= WHAT TO WORK ON =
In this exercise, return only the lines that run from the line with "What's the underlying" to the end of the entries below, both included. Pictures are not copied.

[Start of INFORMATION PROVIDED]

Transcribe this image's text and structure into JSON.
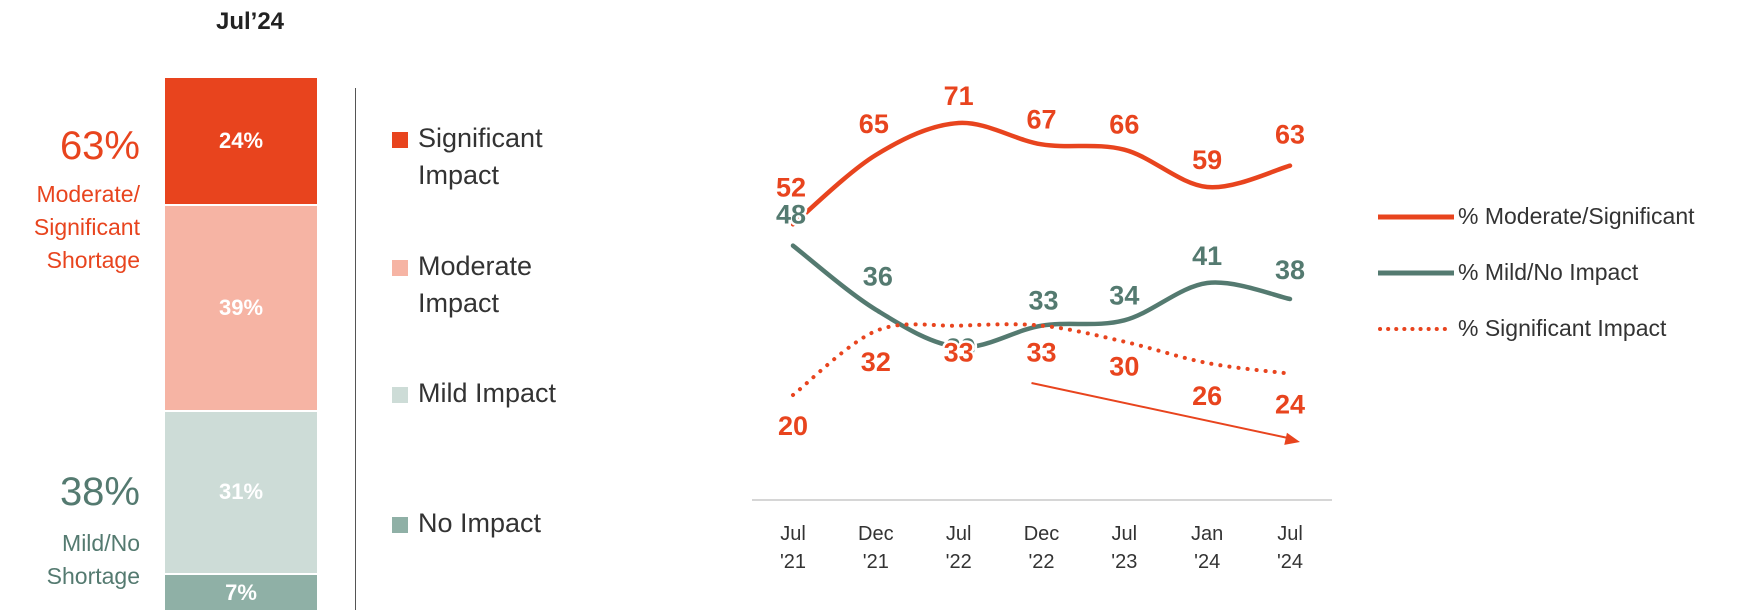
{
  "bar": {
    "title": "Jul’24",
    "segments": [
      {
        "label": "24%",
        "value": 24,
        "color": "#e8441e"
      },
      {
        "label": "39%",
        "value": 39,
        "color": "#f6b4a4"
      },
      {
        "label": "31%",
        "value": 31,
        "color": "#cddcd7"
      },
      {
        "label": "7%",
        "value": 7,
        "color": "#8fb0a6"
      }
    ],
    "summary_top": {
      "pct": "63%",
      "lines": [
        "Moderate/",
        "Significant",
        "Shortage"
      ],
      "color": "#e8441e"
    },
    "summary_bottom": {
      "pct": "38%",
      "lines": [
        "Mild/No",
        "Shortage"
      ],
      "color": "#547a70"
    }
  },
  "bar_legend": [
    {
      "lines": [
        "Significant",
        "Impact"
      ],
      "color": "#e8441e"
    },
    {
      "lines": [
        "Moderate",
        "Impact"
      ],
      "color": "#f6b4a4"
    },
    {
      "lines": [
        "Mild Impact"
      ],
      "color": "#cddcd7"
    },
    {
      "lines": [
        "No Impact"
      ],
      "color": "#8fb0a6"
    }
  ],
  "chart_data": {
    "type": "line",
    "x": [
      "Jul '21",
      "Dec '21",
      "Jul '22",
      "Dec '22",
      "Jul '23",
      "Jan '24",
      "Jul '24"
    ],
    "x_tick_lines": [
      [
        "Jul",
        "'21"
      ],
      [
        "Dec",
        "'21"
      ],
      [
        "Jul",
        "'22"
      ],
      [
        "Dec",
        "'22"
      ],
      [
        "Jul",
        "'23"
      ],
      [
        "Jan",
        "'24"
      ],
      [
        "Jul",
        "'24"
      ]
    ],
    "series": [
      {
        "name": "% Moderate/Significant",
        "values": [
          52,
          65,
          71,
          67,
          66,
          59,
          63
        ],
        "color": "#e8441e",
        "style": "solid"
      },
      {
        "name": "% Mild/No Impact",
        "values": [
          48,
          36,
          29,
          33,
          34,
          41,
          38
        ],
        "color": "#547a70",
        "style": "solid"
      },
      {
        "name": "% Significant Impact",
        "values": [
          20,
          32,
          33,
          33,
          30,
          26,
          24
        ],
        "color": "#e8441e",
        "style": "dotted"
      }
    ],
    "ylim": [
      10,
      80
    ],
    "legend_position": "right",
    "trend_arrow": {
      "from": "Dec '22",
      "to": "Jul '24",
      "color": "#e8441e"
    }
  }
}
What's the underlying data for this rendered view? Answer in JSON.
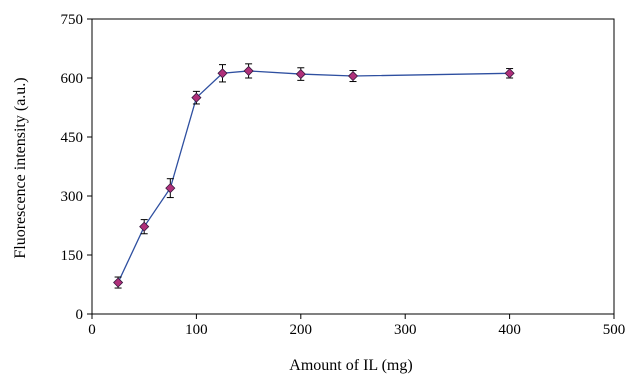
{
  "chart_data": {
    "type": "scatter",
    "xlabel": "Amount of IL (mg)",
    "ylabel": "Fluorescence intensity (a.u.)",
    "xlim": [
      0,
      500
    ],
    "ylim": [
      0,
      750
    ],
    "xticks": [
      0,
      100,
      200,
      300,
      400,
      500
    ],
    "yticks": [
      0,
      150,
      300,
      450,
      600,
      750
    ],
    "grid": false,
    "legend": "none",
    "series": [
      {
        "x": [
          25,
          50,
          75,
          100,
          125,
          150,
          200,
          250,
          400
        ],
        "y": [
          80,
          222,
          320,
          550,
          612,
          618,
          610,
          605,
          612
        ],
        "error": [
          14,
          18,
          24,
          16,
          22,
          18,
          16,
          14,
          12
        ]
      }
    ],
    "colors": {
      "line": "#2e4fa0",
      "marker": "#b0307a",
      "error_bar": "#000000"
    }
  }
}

[End of INFORMATION PROVIDED]

= SOLVED PROBLEM =
What's the underlying data for this rendered view? Answer in JSON.
{
  "chart_data": {
    "type": "scatter",
    "xlabel": "Amount of IL (mg)",
    "ylabel": "Fluorescence intensity (a.u.)",
    "xlim": [
      0,
      500
    ],
    "ylim": [
      0,
      750
    ],
    "xticks": [
      0,
      100,
      200,
      300,
      400,
      500
    ],
    "yticks": [
      0,
      150,
      300,
      450,
      600,
      750
    ],
    "grid": false,
    "legend": "none",
    "series": [
      {
        "x": [
          25,
          50,
          75,
          100,
          125,
          150,
          200,
          250,
          400
        ],
        "y": [
          80,
          222,
          320,
          550,
          612,
          618,
          610,
          605,
          612
        ],
        "error": [
          14,
          18,
          24,
          16,
          22,
          18,
          16,
          14,
          12
        ]
      }
    ],
    "colors": {
      "line": "#2e4fa0",
      "marker": "#b0307a",
      "error_bar": "#000000"
    }
  }
}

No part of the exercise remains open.